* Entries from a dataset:

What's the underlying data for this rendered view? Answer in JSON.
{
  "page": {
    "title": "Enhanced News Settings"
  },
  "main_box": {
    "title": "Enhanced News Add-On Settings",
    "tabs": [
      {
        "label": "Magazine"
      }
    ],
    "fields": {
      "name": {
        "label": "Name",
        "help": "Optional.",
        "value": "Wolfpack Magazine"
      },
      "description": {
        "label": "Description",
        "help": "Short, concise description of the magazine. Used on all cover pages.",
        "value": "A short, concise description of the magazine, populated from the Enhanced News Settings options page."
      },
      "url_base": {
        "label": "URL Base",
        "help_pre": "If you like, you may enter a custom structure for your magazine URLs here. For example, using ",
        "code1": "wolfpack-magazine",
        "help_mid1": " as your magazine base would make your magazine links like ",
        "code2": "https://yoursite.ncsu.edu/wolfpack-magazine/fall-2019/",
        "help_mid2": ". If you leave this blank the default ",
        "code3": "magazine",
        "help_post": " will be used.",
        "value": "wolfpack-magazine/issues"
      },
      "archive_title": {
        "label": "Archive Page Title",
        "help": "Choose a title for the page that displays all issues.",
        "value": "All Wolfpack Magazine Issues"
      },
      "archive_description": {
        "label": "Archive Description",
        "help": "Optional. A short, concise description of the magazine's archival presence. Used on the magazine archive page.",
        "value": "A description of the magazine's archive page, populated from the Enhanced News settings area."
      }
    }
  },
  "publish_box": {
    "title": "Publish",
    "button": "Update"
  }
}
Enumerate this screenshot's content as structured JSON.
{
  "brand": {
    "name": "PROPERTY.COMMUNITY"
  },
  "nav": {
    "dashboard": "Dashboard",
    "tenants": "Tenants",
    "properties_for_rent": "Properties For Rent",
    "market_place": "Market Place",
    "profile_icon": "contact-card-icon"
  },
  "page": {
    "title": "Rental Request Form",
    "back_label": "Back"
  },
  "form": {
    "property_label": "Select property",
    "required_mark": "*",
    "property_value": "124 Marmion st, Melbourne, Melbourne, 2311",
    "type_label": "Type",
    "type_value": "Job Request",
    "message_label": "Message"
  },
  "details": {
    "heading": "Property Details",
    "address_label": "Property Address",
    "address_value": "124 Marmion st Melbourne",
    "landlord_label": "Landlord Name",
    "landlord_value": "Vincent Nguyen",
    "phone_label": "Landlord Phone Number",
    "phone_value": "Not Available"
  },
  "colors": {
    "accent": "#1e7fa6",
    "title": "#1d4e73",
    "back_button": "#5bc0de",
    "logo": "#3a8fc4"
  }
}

* Job: Take the lines above and retype all of them exactly.

* Response:
What's the underlying data for this rendered view? Answer in JSON.
{
  "page": {
    "title": "Enhanced News Settings"
  },
  "main_box": {
    "title": "Enhanced News Add-On Settings",
    "tabs": [
      {
        "label": "Magazine"
      }
    ],
    "fields": {
      "name": {
        "label": "Name",
        "help": "Optional.",
        "value": "Wolfpack Magazine"
      },
      "description": {
        "label": "Description",
        "help": "Short, concise description of the magazine. Used on all cover pages.",
        "value": "A short, concise description of the magazine, populated from the Enhanced News Settings options page."
      },
      "url_base": {
        "label": "URL Base",
        "help_pre": "If you like, you may enter a custom structure for your magazine URLs here. For example, using ",
        "code1": "wolfpack-magazine",
        "help_mid1": " as your magazine base would make your magazine links like ",
        "code2": "https://yoursite.ncsu.edu/wolfpack-magazine/fall-2019/",
        "help_mid2": ". If you leave this blank the default ",
        "code3": "magazine",
        "help_post": " will be used.",
        "value": "wolfpack-magazine/issues"
      },
      "archive_title": {
        "label": "Archive Page Title",
        "help": "Choose a title for the page that displays all issues.",
        "value": "All Wolfpack Magazine Issues"
      },
      "archive_description": {
        "label": "Archive Description",
        "help": "Optional. A short, concise description of the magazine's archival presence. Used on the magazine archive page.",
        "value": "A description of the magazine's archive page, populated from the Enhanced News settings area."
      }
    }
  },
  "publish_box": {
    "title": "Publish",
    "button": "Update"
  }
}
Enumerate this screenshot's content as structured JSON.
{
  "brand": {
    "name": "PROPERTY.COMMUNITY"
  },
  "nav": {
    "dashboard": "Dashboard",
    "tenants": "Tenants",
    "properties_for_rent": "Properties For Rent",
    "market_place": "Market Place",
    "profile_icon": "contact-card-icon"
  },
  "page": {
    "title": "Rental Request Form",
    "back_label": "Back"
  },
  "form": {
    "property_label": "Select property",
    "required_mark": "*",
    "property_value": "124 Marmion st, Melbourne, Melbourne, 2311",
    "type_label": "Type",
    "type_value": "Job Request",
    "message_label": "Message"
  },
  "details": {
    "heading": "Property Details",
    "address_label": "Property Address",
    "address_value": "124 Marmion st Melbourne",
    "landlord_label": "Landlord Name",
    "landlord_value": "Vincent Nguyen",
    "phone_label": "Landlord Phone Number",
    "phone_value": "Not Available"
  },
  "colors": {
    "accent": "#1e7fa6",
    "title": "#1d4e73",
    "back_button": "#5bc0de",
    "logo": "#3a8fc4"
  }
}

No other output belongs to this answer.